### Collection entries

+ + + + + + +

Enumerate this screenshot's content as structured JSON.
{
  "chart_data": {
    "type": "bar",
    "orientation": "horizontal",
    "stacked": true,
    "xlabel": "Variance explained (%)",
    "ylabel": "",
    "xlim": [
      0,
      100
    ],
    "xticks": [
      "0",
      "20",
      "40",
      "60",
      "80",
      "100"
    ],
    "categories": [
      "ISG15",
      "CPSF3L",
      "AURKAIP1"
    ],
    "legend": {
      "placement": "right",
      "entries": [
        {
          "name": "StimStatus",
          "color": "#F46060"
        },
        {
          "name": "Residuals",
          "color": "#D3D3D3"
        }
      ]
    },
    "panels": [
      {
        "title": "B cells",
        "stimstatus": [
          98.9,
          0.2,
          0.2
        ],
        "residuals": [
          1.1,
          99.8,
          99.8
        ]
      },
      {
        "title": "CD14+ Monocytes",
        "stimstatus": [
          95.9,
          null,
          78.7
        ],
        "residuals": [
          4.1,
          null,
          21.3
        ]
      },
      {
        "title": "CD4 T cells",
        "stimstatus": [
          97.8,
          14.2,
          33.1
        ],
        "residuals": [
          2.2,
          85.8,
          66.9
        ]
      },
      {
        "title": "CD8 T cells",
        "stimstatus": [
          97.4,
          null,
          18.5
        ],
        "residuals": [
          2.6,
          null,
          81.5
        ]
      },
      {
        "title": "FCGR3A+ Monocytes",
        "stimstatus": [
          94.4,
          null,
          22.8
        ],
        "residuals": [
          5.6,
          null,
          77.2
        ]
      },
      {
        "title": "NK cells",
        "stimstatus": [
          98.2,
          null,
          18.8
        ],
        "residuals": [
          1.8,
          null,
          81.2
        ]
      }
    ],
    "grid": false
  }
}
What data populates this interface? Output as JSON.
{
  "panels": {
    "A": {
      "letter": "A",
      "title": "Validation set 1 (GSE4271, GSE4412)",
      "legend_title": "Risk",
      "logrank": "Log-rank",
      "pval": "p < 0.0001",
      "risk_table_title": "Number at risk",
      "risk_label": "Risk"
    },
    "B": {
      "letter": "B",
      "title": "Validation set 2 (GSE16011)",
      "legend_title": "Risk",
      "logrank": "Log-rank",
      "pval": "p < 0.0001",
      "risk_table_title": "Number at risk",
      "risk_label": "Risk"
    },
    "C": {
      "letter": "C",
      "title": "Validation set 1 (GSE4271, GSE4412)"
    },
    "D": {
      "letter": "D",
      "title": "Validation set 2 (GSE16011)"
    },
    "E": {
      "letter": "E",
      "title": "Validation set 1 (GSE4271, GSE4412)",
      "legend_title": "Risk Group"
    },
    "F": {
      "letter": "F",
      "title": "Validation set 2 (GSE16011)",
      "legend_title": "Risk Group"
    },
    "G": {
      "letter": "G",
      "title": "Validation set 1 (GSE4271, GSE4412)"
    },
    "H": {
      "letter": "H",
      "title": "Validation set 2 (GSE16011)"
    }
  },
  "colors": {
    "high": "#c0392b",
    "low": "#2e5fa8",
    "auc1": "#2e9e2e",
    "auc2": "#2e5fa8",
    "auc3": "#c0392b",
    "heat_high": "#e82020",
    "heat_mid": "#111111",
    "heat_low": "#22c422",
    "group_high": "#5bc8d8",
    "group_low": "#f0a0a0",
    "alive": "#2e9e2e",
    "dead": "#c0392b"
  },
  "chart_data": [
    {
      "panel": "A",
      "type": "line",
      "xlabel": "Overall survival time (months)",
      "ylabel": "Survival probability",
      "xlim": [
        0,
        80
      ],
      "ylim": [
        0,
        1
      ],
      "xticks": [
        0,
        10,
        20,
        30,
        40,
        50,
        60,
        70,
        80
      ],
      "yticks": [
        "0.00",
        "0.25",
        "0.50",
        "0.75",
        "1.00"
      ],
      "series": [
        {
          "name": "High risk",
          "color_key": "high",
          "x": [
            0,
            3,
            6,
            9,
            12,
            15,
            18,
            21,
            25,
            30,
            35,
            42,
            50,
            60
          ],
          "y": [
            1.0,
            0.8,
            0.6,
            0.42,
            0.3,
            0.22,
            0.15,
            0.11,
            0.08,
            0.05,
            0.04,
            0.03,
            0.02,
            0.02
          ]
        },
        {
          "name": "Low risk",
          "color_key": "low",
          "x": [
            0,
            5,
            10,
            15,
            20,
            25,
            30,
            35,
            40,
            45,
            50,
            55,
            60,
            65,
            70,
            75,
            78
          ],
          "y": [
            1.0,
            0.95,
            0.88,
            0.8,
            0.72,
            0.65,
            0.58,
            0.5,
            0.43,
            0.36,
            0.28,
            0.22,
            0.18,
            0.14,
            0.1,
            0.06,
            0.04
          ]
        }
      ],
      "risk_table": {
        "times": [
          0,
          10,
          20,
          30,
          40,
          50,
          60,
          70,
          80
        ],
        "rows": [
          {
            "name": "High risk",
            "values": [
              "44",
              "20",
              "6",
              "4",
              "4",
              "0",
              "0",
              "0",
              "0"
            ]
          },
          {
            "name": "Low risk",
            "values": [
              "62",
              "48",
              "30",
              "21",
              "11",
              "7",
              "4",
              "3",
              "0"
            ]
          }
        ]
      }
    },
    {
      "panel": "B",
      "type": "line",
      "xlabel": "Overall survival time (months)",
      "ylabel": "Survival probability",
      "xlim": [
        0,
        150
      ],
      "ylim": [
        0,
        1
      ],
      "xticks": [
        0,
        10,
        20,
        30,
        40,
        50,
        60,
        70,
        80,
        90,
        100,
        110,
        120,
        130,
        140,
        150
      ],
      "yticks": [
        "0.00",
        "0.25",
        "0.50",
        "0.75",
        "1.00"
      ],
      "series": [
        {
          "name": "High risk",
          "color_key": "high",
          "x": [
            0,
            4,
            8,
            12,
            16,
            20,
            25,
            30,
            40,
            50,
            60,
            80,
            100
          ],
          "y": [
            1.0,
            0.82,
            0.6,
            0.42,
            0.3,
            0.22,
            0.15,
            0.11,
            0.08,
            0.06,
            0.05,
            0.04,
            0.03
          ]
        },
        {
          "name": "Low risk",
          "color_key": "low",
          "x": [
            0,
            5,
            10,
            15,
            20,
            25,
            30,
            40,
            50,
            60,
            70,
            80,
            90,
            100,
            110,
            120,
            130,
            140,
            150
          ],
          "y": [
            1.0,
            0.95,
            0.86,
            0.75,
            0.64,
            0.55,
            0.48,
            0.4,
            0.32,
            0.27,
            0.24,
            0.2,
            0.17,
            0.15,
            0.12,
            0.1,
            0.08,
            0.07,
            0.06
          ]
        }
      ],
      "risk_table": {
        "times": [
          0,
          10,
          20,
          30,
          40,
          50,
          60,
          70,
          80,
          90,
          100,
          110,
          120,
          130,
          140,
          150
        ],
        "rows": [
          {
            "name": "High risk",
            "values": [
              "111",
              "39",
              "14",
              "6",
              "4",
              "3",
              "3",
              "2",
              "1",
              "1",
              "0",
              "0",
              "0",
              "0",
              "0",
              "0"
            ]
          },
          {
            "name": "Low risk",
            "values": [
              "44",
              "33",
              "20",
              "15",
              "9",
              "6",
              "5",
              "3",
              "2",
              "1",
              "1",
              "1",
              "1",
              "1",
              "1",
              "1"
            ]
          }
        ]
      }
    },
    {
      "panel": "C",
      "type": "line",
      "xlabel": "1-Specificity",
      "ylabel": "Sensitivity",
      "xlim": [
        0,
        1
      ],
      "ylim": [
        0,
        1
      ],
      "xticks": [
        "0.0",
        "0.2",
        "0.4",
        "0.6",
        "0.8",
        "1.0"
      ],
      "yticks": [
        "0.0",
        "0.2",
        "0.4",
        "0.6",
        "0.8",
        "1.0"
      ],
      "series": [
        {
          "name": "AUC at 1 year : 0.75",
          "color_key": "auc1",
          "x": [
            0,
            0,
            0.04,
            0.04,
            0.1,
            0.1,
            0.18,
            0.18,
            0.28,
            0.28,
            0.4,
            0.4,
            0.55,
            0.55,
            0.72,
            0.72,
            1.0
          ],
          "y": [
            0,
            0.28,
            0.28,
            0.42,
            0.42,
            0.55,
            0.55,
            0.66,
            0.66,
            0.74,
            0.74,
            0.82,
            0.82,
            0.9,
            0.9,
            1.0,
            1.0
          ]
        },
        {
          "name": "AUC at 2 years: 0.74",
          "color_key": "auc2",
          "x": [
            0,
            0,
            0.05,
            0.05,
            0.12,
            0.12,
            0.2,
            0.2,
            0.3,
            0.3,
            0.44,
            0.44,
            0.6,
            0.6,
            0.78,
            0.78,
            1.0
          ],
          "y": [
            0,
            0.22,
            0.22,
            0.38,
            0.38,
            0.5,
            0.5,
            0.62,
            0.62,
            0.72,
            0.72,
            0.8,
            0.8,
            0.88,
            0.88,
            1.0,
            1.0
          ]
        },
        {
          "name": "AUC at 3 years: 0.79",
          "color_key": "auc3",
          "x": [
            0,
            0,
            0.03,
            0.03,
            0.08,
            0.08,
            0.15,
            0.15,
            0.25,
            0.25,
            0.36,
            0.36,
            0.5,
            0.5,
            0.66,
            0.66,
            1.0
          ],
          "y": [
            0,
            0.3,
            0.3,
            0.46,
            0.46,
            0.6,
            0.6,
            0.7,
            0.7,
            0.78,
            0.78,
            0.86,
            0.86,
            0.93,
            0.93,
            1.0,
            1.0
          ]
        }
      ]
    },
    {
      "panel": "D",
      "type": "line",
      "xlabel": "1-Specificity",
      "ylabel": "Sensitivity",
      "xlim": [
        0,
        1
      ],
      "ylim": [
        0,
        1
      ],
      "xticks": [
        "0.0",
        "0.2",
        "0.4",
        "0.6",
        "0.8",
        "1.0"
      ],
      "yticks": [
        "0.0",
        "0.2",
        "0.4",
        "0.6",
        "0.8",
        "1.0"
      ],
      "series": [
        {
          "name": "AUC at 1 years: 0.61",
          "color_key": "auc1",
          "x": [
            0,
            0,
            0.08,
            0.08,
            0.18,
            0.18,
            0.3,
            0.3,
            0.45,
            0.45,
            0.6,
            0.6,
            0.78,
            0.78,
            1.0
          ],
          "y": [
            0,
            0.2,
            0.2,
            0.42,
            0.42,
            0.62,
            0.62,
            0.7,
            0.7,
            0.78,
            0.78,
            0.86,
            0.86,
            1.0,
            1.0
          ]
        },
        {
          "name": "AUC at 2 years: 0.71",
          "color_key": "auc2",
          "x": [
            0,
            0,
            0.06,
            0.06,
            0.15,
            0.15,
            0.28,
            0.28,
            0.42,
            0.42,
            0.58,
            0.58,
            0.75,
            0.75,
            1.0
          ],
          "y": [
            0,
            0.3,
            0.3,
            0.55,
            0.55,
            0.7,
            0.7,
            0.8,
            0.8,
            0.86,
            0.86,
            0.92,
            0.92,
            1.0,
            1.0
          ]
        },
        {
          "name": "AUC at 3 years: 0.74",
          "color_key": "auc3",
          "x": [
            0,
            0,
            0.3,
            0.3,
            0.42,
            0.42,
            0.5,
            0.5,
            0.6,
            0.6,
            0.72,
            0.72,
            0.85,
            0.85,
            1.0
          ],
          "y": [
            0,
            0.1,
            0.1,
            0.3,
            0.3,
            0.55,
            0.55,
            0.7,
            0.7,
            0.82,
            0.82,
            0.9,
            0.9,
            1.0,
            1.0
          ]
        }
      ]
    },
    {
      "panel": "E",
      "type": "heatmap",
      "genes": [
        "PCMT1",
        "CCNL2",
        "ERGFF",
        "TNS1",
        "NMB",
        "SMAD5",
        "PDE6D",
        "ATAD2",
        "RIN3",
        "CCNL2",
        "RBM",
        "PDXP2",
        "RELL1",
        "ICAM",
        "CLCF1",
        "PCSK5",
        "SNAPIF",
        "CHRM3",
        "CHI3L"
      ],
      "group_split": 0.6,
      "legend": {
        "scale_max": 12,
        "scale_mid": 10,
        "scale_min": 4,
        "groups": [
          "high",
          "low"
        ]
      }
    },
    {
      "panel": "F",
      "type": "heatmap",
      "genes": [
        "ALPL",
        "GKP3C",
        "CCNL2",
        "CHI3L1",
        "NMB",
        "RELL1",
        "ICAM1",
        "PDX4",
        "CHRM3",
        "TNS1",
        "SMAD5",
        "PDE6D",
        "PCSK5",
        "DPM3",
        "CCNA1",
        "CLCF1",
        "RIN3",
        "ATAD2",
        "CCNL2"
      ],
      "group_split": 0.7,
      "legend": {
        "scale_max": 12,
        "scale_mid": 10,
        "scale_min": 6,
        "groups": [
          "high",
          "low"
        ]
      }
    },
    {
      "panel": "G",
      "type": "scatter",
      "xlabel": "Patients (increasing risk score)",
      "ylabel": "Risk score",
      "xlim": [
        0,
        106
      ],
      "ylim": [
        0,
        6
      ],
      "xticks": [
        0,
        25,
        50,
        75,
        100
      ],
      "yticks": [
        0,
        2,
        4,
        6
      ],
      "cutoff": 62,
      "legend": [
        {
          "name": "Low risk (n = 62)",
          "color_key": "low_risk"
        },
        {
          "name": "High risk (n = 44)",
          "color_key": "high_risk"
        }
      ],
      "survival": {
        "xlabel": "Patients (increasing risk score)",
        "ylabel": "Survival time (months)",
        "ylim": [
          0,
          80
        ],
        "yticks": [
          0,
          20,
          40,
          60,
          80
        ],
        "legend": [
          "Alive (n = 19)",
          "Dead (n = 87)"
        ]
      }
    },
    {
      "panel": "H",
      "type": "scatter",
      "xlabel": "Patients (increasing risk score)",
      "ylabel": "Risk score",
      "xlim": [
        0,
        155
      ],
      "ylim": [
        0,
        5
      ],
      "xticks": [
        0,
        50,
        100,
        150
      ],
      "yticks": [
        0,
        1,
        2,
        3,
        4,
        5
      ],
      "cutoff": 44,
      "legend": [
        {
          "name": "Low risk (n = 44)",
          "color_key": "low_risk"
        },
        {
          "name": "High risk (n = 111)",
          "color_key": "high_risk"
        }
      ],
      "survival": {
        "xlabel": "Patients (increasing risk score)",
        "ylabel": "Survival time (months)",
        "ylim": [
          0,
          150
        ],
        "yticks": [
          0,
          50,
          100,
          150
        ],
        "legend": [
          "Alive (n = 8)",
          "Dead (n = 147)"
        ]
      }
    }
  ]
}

+ + + + + + +

### What to do
Which lines above hold the word "Monocytes"? Copy each of them.

### Output of the exercise
        "title": "CD14+ Monocytes",
        "title": "FCGR3A+ Monocytes",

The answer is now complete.